Extract to read:

☆ ☆ ☆

On Monday we discussed "closed loop" time travel, so today we're going to take a look at a movie series where the characters are able to use time travel to change history: Back to the Future I-III.
Back to the Future plays rather fast and loose with time-travel logic as the series goes on. The first film is built around the premise that Marty McFly travels back in time from 1985 to 1955 and accidentally prevents his parents' first meeting in high school. In doing so, he has a week to fix things and get them together before time gets screwed up beyond repair and he misses his one chance to get back to his own time. Thus, the logic is pretty simple - Marty messed things up, and now he has to put it right. Pretty simple, right?
First, let me say that Back to the Future is one of my favorite movies, but I have a feeling that if it was released today, it would be nitpicked to death, as audiences are a lot savvier about time travel logic 25 years later. For example, in the process of getting his parents back together, Marty ends up creating a situation where his father George not only stands up to school bully Biff, but actually beats him up, and he ends up encouraging his father to take a chance on his own dreams of being a writer. This evolution is a sharp contrast to the way his father was in the original timeline. The 1985 George seen at the start of the film is a complete wimp who is still being bullied by Biff, but when Marty returns to 1985 at the end of the film, George is a successful writer, his parents' marriage is stronger and now Biff cows to George.

☆ ☆ ☆

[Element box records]
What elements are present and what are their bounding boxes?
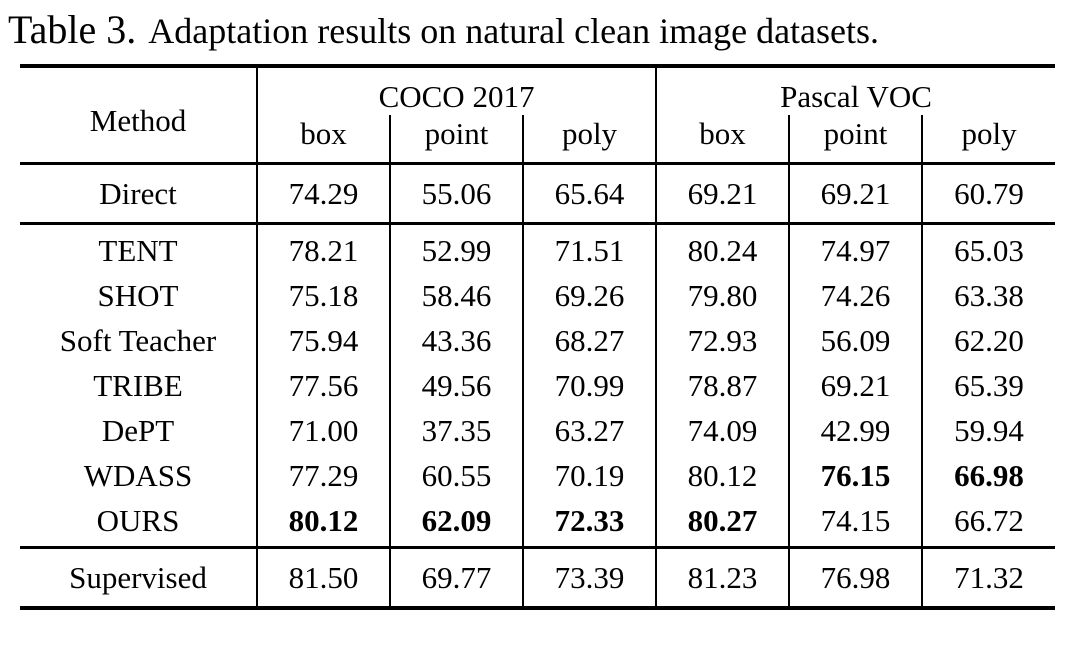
value-cell: 77.56 — [256, 363, 390, 408]
row-wdass: WDASS 77.29 60.55 70.19 80.12 76.15 66.9… — [20, 453, 1056, 498]
table-caption-label: Table 3. — [8, 7, 137, 52]
header-group-pascal-voc: Pascal VOC — [655, 64, 1056, 115]
value-cell: 77.29 — [256, 453, 390, 498]
results-table: Method COCO 2017 Pascal VOC box point po… — [20, 64, 1056, 610]
value-cell: 60.55 — [389, 453, 523, 498]
header-voc-poly: poly — [921, 115, 1056, 165]
method-cell: DePT — [101, 413, 175, 448]
section-direct: Direct 74.29 55.06 65.64 69.21 69.21 60.… — [20, 163, 1056, 225]
value-cell: 59.94 — [921, 408, 1056, 453]
value-cell: 66.72 — [921, 498, 1056, 549]
method-cell: Direct — [20, 163, 257, 225]
row-dept: DePT 71.00 37.35 63.27 74.09 42.99 59.94 — [20, 408, 1056, 453]
value-cell: 69.21 — [788, 363, 923, 408]
header-voc-box: box — [655, 115, 790, 165]
value-cell: 56.09 — [788, 318, 923, 363]
header-coco-point: point — [389, 115, 523, 165]
value-cell: 76.15 — [788, 453, 923, 498]
method-cell: TRIBE — [93, 368, 183, 403]
value-cell: 75.18 — [256, 273, 390, 318]
value-cell: 58.46 — [389, 273, 523, 318]
method-cell: TENT — [98, 233, 178, 268]
value-cell: 63.38 — [921, 273, 1056, 318]
value-cell: 72.33 — [521, 498, 657, 549]
value-cell: 70.19 — [521, 453, 657, 498]
row-shot: SHOT 75.18 58.46 69.26 79.80 74.26 63.38 — [20, 273, 1056, 318]
value-cell: 65.39 — [921, 363, 1056, 408]
value-cell: 74.97 — [788, 223, 923, 273]
section-supervised: Supervised 81.50 69.77 73.39 81.23 76.98… — [20, 547, 1056, 610]
value-cell: 37.35 — [389, 408, 523, 453]
value-cell: 74.15 — [788, 498, 923, 549]
value-cell: 71.00 — [256, 408, 390, 453]
table-header: Method COCO 2017 Pascal VOC box point po… — [20, 64, 1056, 165]
method-cell: Supervised — [20, 547, 257, 610]
row-direct: Direct 74.29 55.06 65.64 69.21 69.21 60.… — [20, 163, 1056, 225]
header-group-coco2017: COCO 2017 — [255, 64, 657, 115]
value-cell: 78.87 — [655, 363, 790, 408]
value-cell: 78.21 — [256, 223, 390, 273]
row-ours: OURS 80.12 62.09 72.33 80.27 74.15 66.72 — [20, 498, 1056, 549]
value-cell: 49.56 — [389, 363, 523, 408]
value-cell: 65.64 — [521, 163, 657, 225]
header-voc-point: point — [788, 115, 923, 165]
value-cell: 79.80 — [655, 273, 790, 318]
value-cell: 62.20 — [921, 318, 1056, 363]
value-cell: 74.29 — [256, 163, 390, 225]
header-coco-box: box — [256, 115, 390, 165]
value-cell: 73.39 — [521, 547, 657, 610]
value-cell: 81.23 — [655, 547, 790, 610]
value-cell: 74.09 — [655, 408, 790, 453]
table-caption-text: Adaptation results on natural clean imag… — [148, 11, 880, 51]
method-cell: SHOT — [97, 278, 179, 313]
value-cell: 60.79 — [921, 163, 1056, 225]
method-cell: OURS — [20, 498, 257, 549]
value-cell: 76.98 — [788, 547, 923, 610]
value-cell: 80.12 — [256, 498, 390, 549]
value-cell: 43.36 — [389, 318, 523, 363]
value-cell: 69.21 — [788, 163, 923, 225]
value-cell: 65.03 — [921, 223, 1056, 273]
header-group-row: Method COCO 2017 Pascal VOC — [20, 64, 1056, 165]
value-cell: 74.26 — [788, 273, 923, 318]
value-cell: 69.77 — [389, 547, 523, 610]
table-caption: Table 3. Adaptation results on natural cl… — [0, 0, 1080, 52]
method-cell: WDASS — [83, 458, 193, 493]
row-tent: TENT 78.21 52.99 71.51 80.24 74.97 65.03 — [20, 223, 1056, 273]
value-cell: 52.99 — [389, 223, 523, 273]
value-cell: 80.27 — [655, 498, 790, 549]
header-subcolumn-row: box point poly box point poly — [20, 115, 1056, 165]
header-coco-poly: poly — [521, 115, 657, 165]
value-cell: 80.12 — [655, 453, 790, 498]
method-cell: Soft Teacher — [59, 323, 217, 358]
value-cell: 72.93 — [655, 318, 790, 363]
value-cell: 63.27 — [521, 408, 657, 453]
value-cell: 71.51 — [521, 223, 657, 273]
row-tribe: TRIBE 77.56 49.56 70.99 78.87 69.21 65.3… — [20, 363, 1056, 408]
value-cell: 62.09 — [389, 498, 523, 549]
row-supervised: Supervised 81.50 69.77 73.39 81.23 76.98… — [20, 547, 1056, 610]
value-cell: 69.26 — [521, 273, 657, 318]
value-cell: 70.99 — [521, 363, 657, 408]
header-method: Method — [20, 64, 257, 165]
value-cell: 71.32 — [921, 547, 1056, 610]
value-cell: 42.99 — [788, 408, 923, 453]
value-cell: 68.27 — [521, 318, 657, 363]
value-cell: 69.21 — [655, 163, 790, 225]
value-cell: 55.06 — [389, 163, 523, 225]
row-soft-teacher: Soft Teacher 75.94 43.36 68.27 72.93 56.… — [20, 318, 1056, 363]
section-adaptation-methods: TENT 78.21 52.99 71.51 80.24 74.97 65.03… — [20, 223, 1056, 549]
value-cell: 81.50 — [256, 547, 390, 610]
value-cell: 80.24 — [655, 223, 790, 273]
value-cell: 75.94 — [256, 318, 390, 363]
value-cell: 66.98 — [921, 453, 1056, 498]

☆ ☆ ☆

To-do list:
#1 Reproduce the section of the Back to the Future passage that opens with the words containing "First, let me" and closes with "cows to George.".
#2 In the Back to the Future passage, to what year does Marty McFly travel back from 1985 in the first film?

Exercise results:
#1
First, let me say that Back to the Future is one of my favorite movies, but I have a feeling that if it was released today, it would be nitpicked to death, as audiences are a lot savvier about time travel logic 25 years later. For example, in the process of getting his parents back together, Marty ends up creating a situation where his father George not only stands up to school bully Biff, but actually beats him up, and he ends up encouraging his father to take a chance on his own dreams of being a writer. This evolution is a sharp contrast to the way his father was in the original timeline. The 1985 George seen at the start of the film is a complete wimp who is still being bullied by Biff, but when Marty returns to 1985 at the end of the film, George is a successful writer, his parents' marriage is stronger and now Biff cows to George.

#2 1955